Records from a data collection
:::::
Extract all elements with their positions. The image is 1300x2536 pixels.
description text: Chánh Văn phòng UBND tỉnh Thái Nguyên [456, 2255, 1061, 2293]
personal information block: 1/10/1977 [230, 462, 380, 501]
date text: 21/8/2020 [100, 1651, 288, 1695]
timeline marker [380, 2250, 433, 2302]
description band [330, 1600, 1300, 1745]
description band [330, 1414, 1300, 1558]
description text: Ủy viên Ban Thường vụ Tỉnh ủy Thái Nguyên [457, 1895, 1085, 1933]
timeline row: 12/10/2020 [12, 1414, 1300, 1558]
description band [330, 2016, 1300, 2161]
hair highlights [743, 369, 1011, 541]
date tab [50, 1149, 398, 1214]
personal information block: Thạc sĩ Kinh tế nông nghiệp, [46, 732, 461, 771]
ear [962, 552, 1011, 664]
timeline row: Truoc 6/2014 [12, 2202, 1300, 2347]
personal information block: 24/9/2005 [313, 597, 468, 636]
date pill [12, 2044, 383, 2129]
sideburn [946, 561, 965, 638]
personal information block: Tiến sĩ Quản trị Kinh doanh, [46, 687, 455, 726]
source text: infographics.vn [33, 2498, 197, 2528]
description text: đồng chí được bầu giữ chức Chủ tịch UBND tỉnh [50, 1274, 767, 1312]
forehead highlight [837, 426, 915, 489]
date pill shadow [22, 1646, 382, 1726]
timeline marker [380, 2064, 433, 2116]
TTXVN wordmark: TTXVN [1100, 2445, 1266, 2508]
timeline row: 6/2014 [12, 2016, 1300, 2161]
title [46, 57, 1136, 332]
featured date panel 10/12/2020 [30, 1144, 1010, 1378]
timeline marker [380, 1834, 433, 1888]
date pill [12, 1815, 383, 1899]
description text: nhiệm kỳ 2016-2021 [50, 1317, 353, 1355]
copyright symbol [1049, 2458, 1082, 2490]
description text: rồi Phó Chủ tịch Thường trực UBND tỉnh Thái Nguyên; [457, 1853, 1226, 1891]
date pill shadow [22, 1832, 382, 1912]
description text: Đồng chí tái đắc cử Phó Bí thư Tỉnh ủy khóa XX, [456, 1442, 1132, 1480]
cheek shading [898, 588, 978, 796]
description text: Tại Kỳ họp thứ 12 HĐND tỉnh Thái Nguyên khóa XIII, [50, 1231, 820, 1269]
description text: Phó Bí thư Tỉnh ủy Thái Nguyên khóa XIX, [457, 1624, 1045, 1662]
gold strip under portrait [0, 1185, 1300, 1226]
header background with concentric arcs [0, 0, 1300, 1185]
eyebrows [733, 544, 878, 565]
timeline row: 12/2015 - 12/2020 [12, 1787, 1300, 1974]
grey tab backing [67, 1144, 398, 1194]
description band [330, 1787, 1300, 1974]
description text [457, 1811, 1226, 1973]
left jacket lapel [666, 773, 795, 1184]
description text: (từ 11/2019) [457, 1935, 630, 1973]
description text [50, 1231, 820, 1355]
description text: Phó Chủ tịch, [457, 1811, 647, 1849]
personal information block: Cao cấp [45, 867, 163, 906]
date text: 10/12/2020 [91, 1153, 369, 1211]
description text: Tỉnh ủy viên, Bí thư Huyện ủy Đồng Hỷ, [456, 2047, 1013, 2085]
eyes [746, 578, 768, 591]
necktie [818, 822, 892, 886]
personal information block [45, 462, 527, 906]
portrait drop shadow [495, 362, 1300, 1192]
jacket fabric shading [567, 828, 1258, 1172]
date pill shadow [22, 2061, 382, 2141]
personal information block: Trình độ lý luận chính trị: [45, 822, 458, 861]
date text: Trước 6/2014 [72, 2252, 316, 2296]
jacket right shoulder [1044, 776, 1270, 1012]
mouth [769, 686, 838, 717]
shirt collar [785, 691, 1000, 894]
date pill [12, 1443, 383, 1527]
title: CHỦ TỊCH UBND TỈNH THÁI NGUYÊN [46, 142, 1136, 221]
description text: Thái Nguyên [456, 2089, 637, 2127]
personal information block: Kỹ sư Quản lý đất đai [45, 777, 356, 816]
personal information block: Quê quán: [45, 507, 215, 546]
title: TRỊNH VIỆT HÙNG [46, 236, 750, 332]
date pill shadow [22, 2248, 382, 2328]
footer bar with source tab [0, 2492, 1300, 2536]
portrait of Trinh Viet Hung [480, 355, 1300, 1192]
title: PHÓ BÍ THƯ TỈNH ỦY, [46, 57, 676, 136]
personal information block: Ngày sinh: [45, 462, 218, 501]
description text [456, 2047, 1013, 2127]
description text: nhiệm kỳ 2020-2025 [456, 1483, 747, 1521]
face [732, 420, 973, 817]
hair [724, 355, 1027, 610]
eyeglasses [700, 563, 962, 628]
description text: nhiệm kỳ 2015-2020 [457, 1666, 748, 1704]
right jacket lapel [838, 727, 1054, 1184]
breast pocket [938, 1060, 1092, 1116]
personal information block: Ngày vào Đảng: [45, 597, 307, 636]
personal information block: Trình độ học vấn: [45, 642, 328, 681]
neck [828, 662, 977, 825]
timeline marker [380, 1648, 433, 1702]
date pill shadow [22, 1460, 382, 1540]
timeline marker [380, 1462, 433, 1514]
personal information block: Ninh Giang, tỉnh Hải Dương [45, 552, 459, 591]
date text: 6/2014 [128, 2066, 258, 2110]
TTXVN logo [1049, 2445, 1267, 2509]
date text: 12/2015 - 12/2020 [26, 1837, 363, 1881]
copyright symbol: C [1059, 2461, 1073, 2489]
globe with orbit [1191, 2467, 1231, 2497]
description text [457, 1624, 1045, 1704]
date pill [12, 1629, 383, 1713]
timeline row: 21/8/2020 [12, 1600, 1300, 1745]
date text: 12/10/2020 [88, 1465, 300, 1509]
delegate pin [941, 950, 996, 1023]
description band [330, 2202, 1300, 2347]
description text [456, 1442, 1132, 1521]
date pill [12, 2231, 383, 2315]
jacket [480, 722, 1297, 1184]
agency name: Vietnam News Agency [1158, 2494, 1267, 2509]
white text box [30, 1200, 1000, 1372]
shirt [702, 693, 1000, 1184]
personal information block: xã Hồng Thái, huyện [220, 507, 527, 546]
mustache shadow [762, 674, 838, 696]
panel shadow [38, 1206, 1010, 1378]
:::::
Do this
Retype every line of the items above with no changes.

Reply
Extract all elements with their positions. The image is 1300x2536 pixels.
description text: Chánh Văn phòng UBND tỉnh Thái Nguyên [456, 2255, 1061, 2293]
personal information block: 1/10/1977 [230, 462, 380, 501]
date text: 21/8/2020 [100, 1651, 288, 1695]
timeline marker [380, 2250, 433, 2302]
description band [330, 1600, 1300, 1745]
description band [330, 1414, 1300, 1558]
description text: Ủy viên Ban Thường vụ Tỉnh ủy Thái Nguyên [457, 1895, 1085, 1933]
timeline row: 12/10/2020 [12, 1414, 1300, 1558]
description band [330, 2016, 1300, 2161]
hair highlights [743, 369, 1011, 541]
date tab [50, 1149, 398, 1214]
personal information block: Thạc sĩ Kinh tế nông nghiệp, [46, 732, 461, 771]
ear [962, 552, 1011, 664]
timeline row: Truoc 6/2014 [12, 2202, 1300, 2347]
personal information block: 24/9/2005 [313, 597, 468, 636]
date pill [12, 2044, 383, 2129]
sideburn [946, 561, 965, 638]
personal information block: Tiến sĩ Quản trị Kinh doanh, [46, 687, 455, 726]
source text: infographics.vn [33, 2498, 197, 2528]
description text: đồng chí được bầu giữ chức Chủ tịch UBND tỉnh [50, 1274, 767, 1312]
forehead highlight [837, 426, 915, 489]
date pill shadow [22, 1646, 382, 1726]
timeline marker [380, 2064, 433, 2116]
TTXVN wordmark: TTXVN [1100, 2445, 1266, 2508]
timeline row: 6/2014 [12, 2016, 1300, 2161]
title [46, 57, 1136, 332]
featured date panel 10/12/2020 [30, 1144, 1010, 1378]
timeline marker [380, 1834, 433, 1888]
date pill [12, 1815, 383, 1899]
description text: nhiệm kỳ 2016-2021 [50, 1317, 353, 1355]
copyright symbol [1049, 2458, 1082, 2490]
description text: rồi Phó Chủ tịch Thường trực UBND tỉnh Thái Nguyên; [457, 1853, 1226, 1891]
date pill shadow [22, 1832, 382, 1912]
description text: Đồng chí tái đắc cử Phó Bí thư Tỉnh ủy khóa XX, [456, 1442, 1132, 1480]
cheek shading [898, 588, 978, 796]
description text: Tại Kỳ họp thứ 12 HĐND tỉnh Thái Nguyên khóa XIII, [50, 1231, 820, 1269]
description text: Phó Bí thư Tỉnh ủy Thái Nguyên khóa XIX, [457, 1624, 1045, 1662]
gold strip under portrait [0, 1185, 1300, 1226]
header background with concentric arcs [0, 0, 1300, 1185]
eyebrows [733, 544, 878, 565]
timeline row: 12/2015 - 12/2020 [12, 1787, 1300, 1974]
grey tab backing [67, 1144, 398, 1194]
description band [330, 1787, 1300, 1974]
description text [457, 1811, 1226, 1973]
left jacket lapel [666, 773, 795, 1184]
description text: (từ 11/2019) [457, 1935, 630, 1973]
description text [50, 1231, 820, 1355]
description text: Phó Chủ tịch, [457, 1811, 647, 1849]
personal information block: Cao cấp [45, 867, 163, 906]
date text: 10/12/2020 [91, 1153, 369, 1211]
description text: Tỉnh ủy viên, Bí thư Huyện ủy Đồng Hỷ, [456, 2047, 1013, 2085]
eyes [746, 578, 768, 591]
necktie [818, 822, 892, 886]
personal information block [45, 462, 527, 906]
portrait drop shadow [495, 362, 1300, 1192]
jacket fabric shading [567, 828, 1258, 1172]
date pill shadow [22, 2061, 382, 2141]
personal information block: Trình độ lý luận chính trị: [45, 822, 458, 861]
date text: Trước 6/2014 [72, 2252, 316, 2296]
jacket right shoulder [1044, 776, 1270, 1012]
mouth [769, 686, 838, 717]
shirt collar [785, 691, 1000, 894]
date pill [12, 1443, 383, 1527]
title: CHỦ TỊCH UBND TỈNH THÁI NGUYÊN [46, 142, 1136, 221]
description text: Thái Nguyên [456, 2089, 637, 2127]
personal information block: Kỹ sư Quản lý đất đai [45, 777, 356, 816]
personal information block: Quê quán: [45, 507, 215, 546]
title: TRỊNH VIỆT HÙNG [46, 236, 750, 332]
date pill shadow [22, 2248, 382, 2328]
footer bar with source tab [0, 2492, 1300, 2536]
portrait of Trinh Viet Hung [480, 355, 1300, 1192]
title: PHÓ BÍ THƯ TỈNH ỦY, [46, 57, 676, 136]
personal information block: Ngày sinh: [45, 462, 218, 501]
description text [456, 2047, 1013, 2127]
description text: nhiệm kỳ 2020-2025 [456, 1483, 747, 1521]
face [732, 420, 973, 817]
hair [724, 355, 1027, 610]
eyeglasses [700, 563, 962, 628]
description text: nhiệm kỳ 2015-2020 [457, 1666, 748, 1704]
right jacket lapel [838, 727, 1054, 1184]
breast pocket [938, 1060, 1092, 1116]
personal information block: Ngày vào Đảng: [45, 597, 307, 636]
personal information block: Trình độ học vấn: [45, 642, 328, 681]
neck [828, 662, 977, 825]
timeline marker [380, 1648, 433, 1702]
date pill shadow [22, 1460, 382, 1540]
timeline marker [380, 1462, 433, 1514]
personal information block: Ninh Giang, tỉnh Hải Dương [45, 552, 459, 591]
date text: 6/2014 [128, 2066, 258, 2110]
TTXVN logo [1049, 2445, 1267, 2509]
date text: 12/2015 - 12/2020 [26, 1837, 363, 1881]
copyright symbol: C [1059, 2461, 1073, 2489]
globe with orbit [1191, 2467, 1231, 2497]
description text [457, 1624, 1045, 1704]
date pill [12, 1629, 383, 1713]
timeline row: 21/8/2020 [12, 1600, 1300, 1745]
date text: 12/10/2020 [88, 1465, 300, 1509]
delegate pin [941, 950, 996, 1023]
description band [330, 2202, 1300, 2347]
description text [456, 1442, 1132, 1521]
date pill [12, 2231, 383, 2315]
jacket [480, 722, 1297, 1184]
agency name: Vietnam News Agency [1158, 2494, 1267, 2509]
white text box [30, 1200, 1000, 1372]
shirt [702, 693, 1000, 1184]
personal information block: xã Hồng Thái, huyện [220, 507, 527, 546]
mustache shadow [762, 674, 838, 696]
panel shadow [38, 1206, 1010, 1378]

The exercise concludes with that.